Work to complete |
Gather the lines that hold the string "Таранец".

Records to process |
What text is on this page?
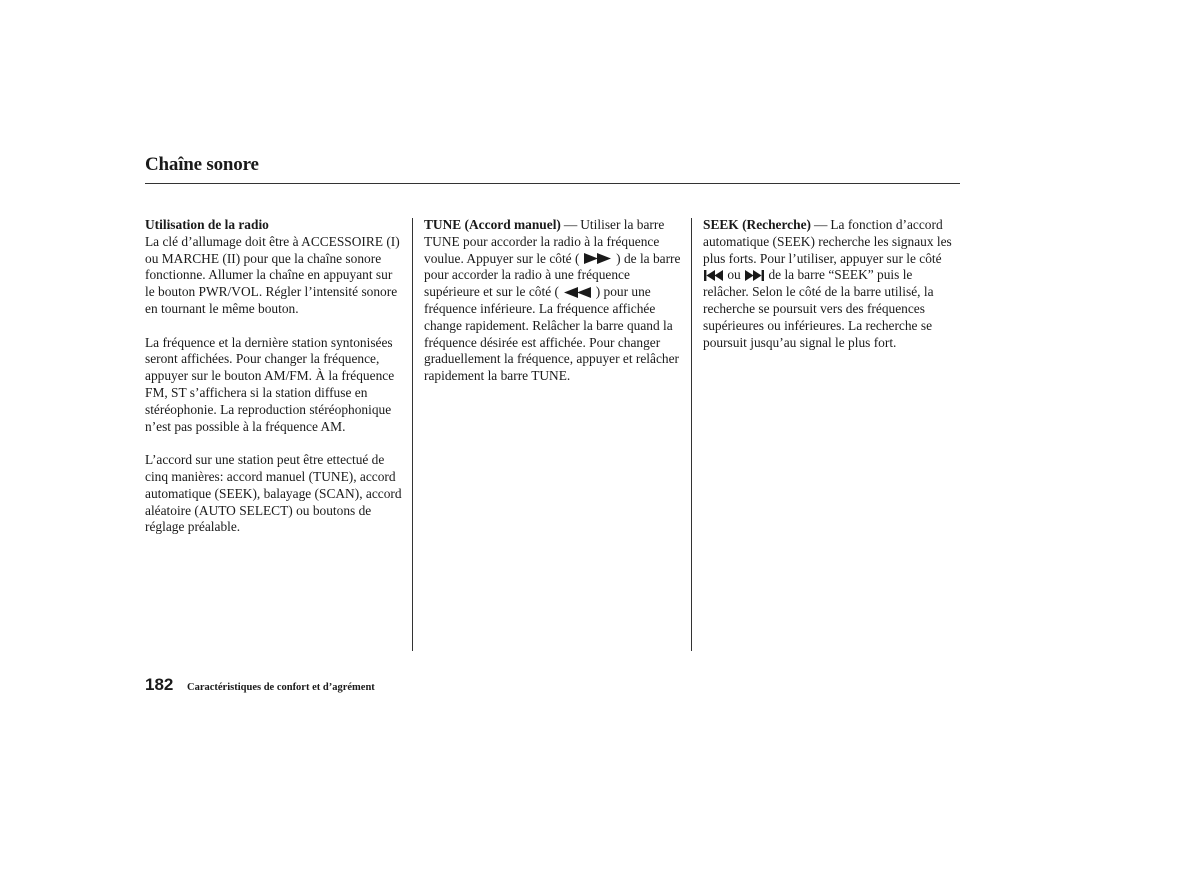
Chaîne sonore

Utilisation de la radio
La clé d’allumage doit être à ACCESSOIRE (I) ou MARCHE (II) pour que la chaîne sonore fonctionne. Allumer la chaîne en appuyant sur le bouton PWR/VOL. Régler l’intensité sonore en tournant le même bouton.

La fréquence et la dernière station syntonisées seront affichées. Pour changer la fréquence, appuyer sur le bouton AM/FM. À la fréquence FM, ST s’affichera si la station diffuse en stéréophonie. La reproduction stéréophonique n’est pas possible à la fréquence AM.

L’accord sur une station peut être ettectué de cinq manières: accord manuel (TUNE), accord automatique (SEEK), balayage (SCAN), accord aléatoire (AUTO SELECT) ou boutons de réglage préalable.

TUNE (Accord manuel) — Utiliser la barre TUNE pour accorder la radio à la fréquence voulue. Appuyer sur le côté (	) de la barre pour accorder la radio à une fréquence supérieure et sur le côté (	) pour une fréquence inférieure. La fréquence affichée change rapidement. Relâcher la barre quand la fréquence désirée est affichée. Pour changer graduellement la fréquence, appuyer et relâcher rapidement la barre TUNE.

SEEK (Recherche) — La fonction d’accord automatique (SEEK) recherche les signaux les plus forts. Pour l’utiliser, appuyer sur le côté
ou de la barre “SEEK” puis le relâcher. Selon le côté de la barre utilisé, la recherche se poursuit vers des fréquences supérieures ou inférieures. La recherche se poursuit jusqu’au signal le plus fort.

182 Caractéristiques de confort et d’agrément
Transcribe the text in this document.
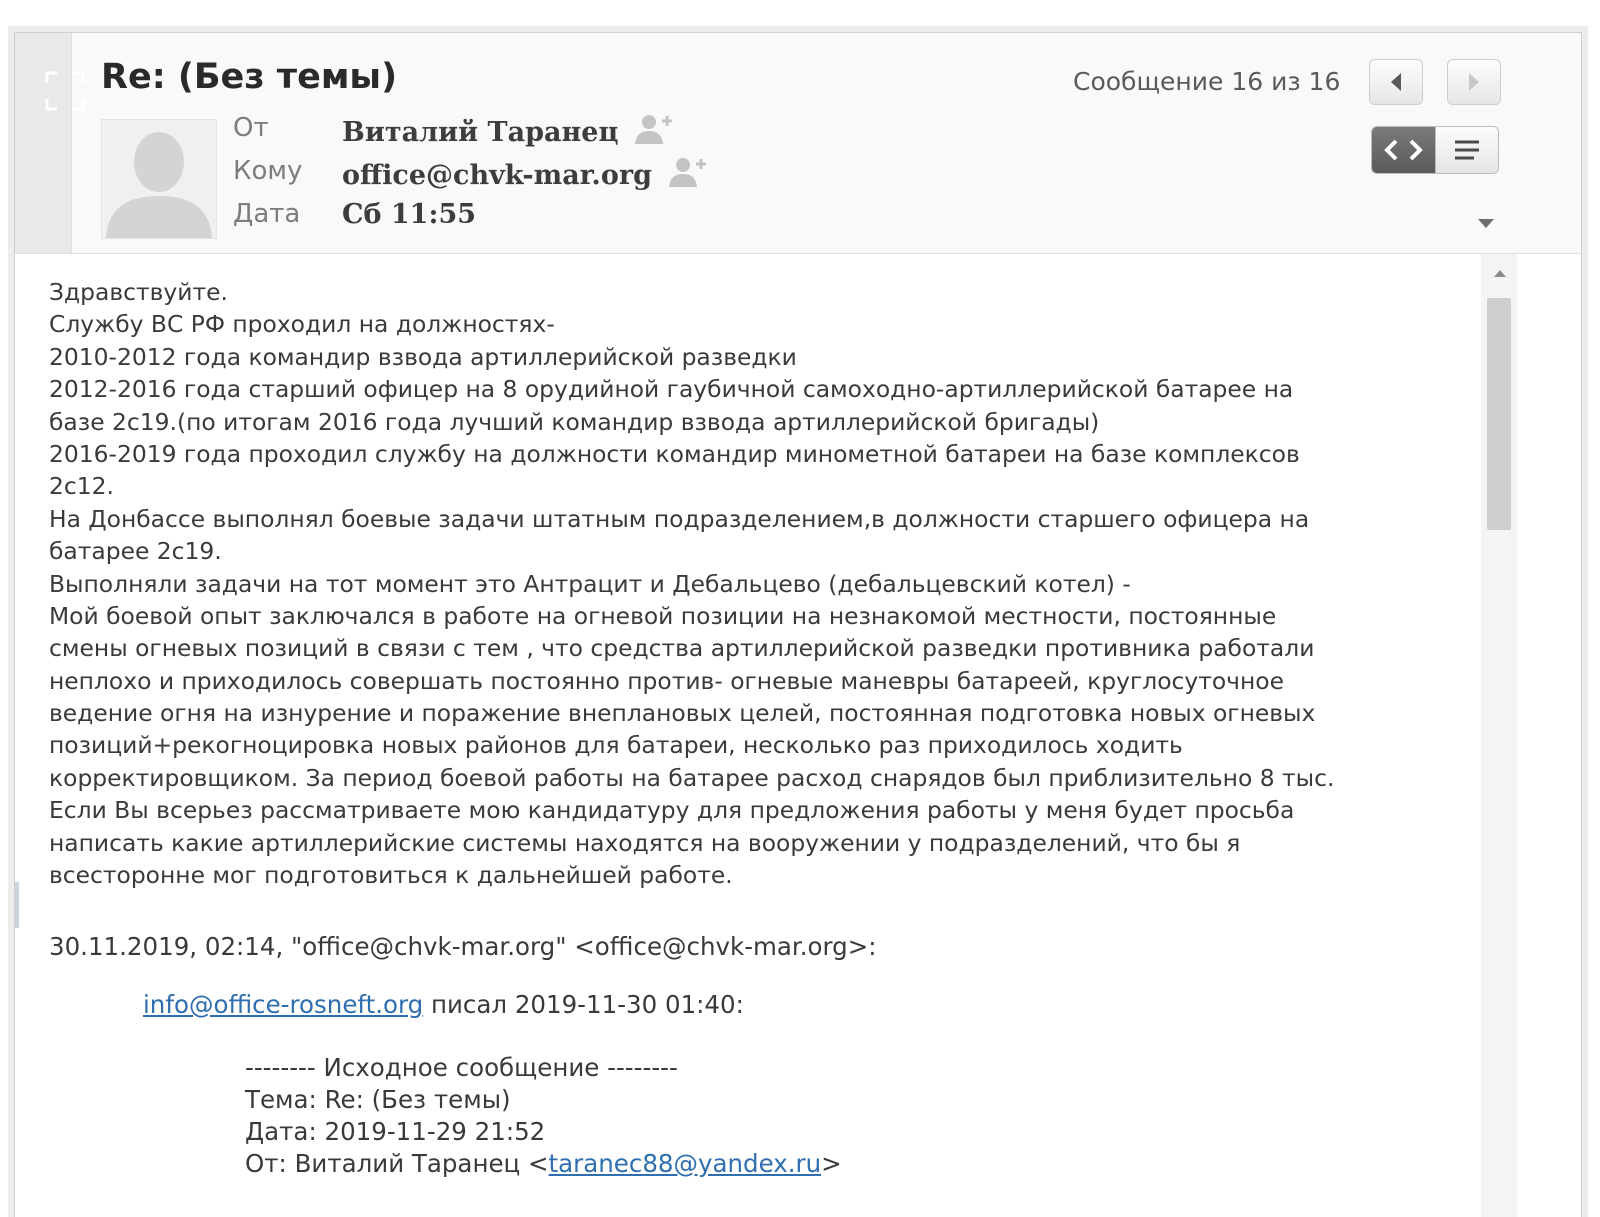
Re: (Без темы)
От	Виталий Таранец
Кому	office@chvk-mar.org
Дата	Сб 11:55
Сообщение 16 из 16
Здравствуйте.
Службу ВС РФ проходил на должностях-
2010-2012 года командир взвода артиллерийской разведки
2012-2016 года старший офицер на 8 орудийной гаубичной самоходно-артиллерийской батарее на
базе 2с19.(по итогам 2016 года лучший командир взвода артиллерийской бригады)
2016-2019 года проходил службу на должности командир минометной батареи на базе комплексов
2с12.
На Донбассе выполнял боевые задачи штатным подразделением,в должности старшего офицера на
батарее 2с19.
Выполняли задачи на тот момент это Антрацит и Дебальцево (дебальцевский котел) -
Мой боевой опыт заключался в работе на огневой позиции на незнакомой местности, постоянные
смены огневых позиций в связи с тем , что средства артиллерийской разведки противника работали
неплохо и приходилось совершать постоянно против- огневые маневры батареей, круглосуточное
ведение огня на изнурение и поражение внеплановых целей, постоянная подготовка новых огневых
позиций+рекогноцировка новых районов для батареи, несколько раз приходилось ходить
корректировщиком. За период боевой работы на батарее расход снарядов был приблизительно 8 тыс.
Если Вы всерьез рассматриваете мою кандидатуру для предложения работы у меня будет просьба
написать какие артиллерийские системы находятся на вооружении у подразделений, что бы я
всесторонне мог подготовиться к дальнейшей работе.
30.11.2019, 02:14, "office@chvk-mar.org" <office@chvk-mar.org>:
info@office-rosneft.org писал 2019-11-30 01:40:
-------- Исходное сообщение --------
Тема: Re: (Без темы)
Дата: 2019-11-29 21:52
От: Виталий Таранец <taranec88@yandex.ru>
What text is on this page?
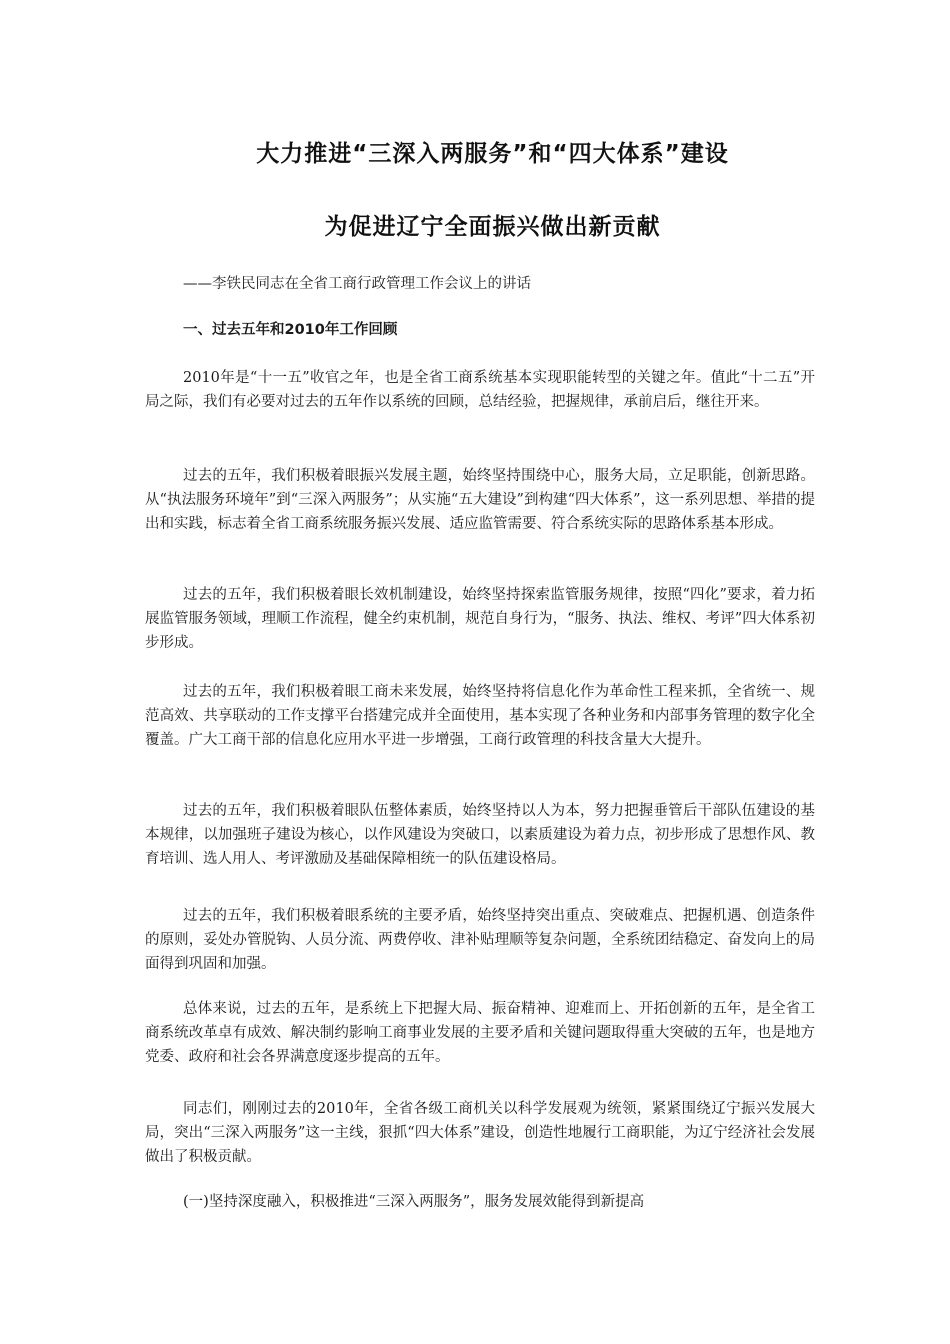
大力推进“三深入两服务”和“四大体系”建设
为促进辽宁全面振兴做出新贡献
——李铁民同志在全省工商行政管理工作会议上的讲话
一、过去五年和2010年工作回顾

2010年是“十一五”收官之年，也是全省工商系统基本实现职能转型的关键之年。值此“十二五”开局之际，我们有必要对过去的五年作以系统的回顾，总结经验，把握规律，承前启后，继往开来。

过去的五年，我们积极着眼振兴发展主题，始终坚持围绕中心，服务大局，立足职能，创新思路。从“执法服务环境年”到“三深入两服务”；从实施“五大建设”到构建“四大体系”，这一系列思想、举措的提出和实践，标志着全省工商系统服务振兴发展、适应监管需要、符合系统实际的思路体系基本形成。

过去的五年，我们积极着眼长效机制建设，始终坚持探索监管服务规律，按照“四化”要求，着力拓展监管服务领域，理顺工作流程，健全约束机制，规范自身行为，“服务、执法、维权、考评”四大体系初步形成。

过去的五年，我们积极着眼工商未来发展，始终坚持将信息化作为革命性工程来抓，全省统一、规范高效、共享联动的工作支撑平台搭建完成并全面使用，基本实现了各种业务和内部事务管理的数字化全覆盖。广大工商干部的信息化应用水平进一步增强，工商行政管理的科技含量大大提升。

过去的五年，我们积极着眼队伍整体素质，始终坚持以人为本，努力把握垂管后干部队伍建设的基本规律，以加强班子建设为核心，以作风建设为突破口，以素质建设为着力点，初步形成了思想作风、教育培训、选人用人、考评激励及基础保障相统一的队伍建设格局。

过去的五年，我们积极着眼系统的主要矛盾，始终坚持突出重点、突破难点、把握机遇、创造条件的原则，妥处办管脱钩、人员分流、两费停收、津补贴理顺等复杂问题，全系统团结稳定、奋发向上的局面得到巩固和加强。

总体来说，过去的五年，是系统上下把握大局、振奋精神、迎难而上、开拓创新的五年，是全省工商系统改革卓有成效、解决制约影响工商事业发展的主要矛盾和关键问题取得重大突破的五年，也是地方党委、政府和社会各界满意度逐步提高的五年。

同志们，刚刚过去的2010年，全省各级工商机关以科学发展观为统领，紧紧围绕辽宁振兴发展大局，突出“三深入两服务”这一主线，狠抓“四大体系”建设，创造性地履行工商职能，为辽宁经济社会发展做出了积极贡献。

(一)坚持深度融入，积极推进“三深入两服务”，服务发展效能得到新提高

Solution for this exercise |
От	Виталий Таранец
От: Виталий Таранец <taranec88@yandex.ru>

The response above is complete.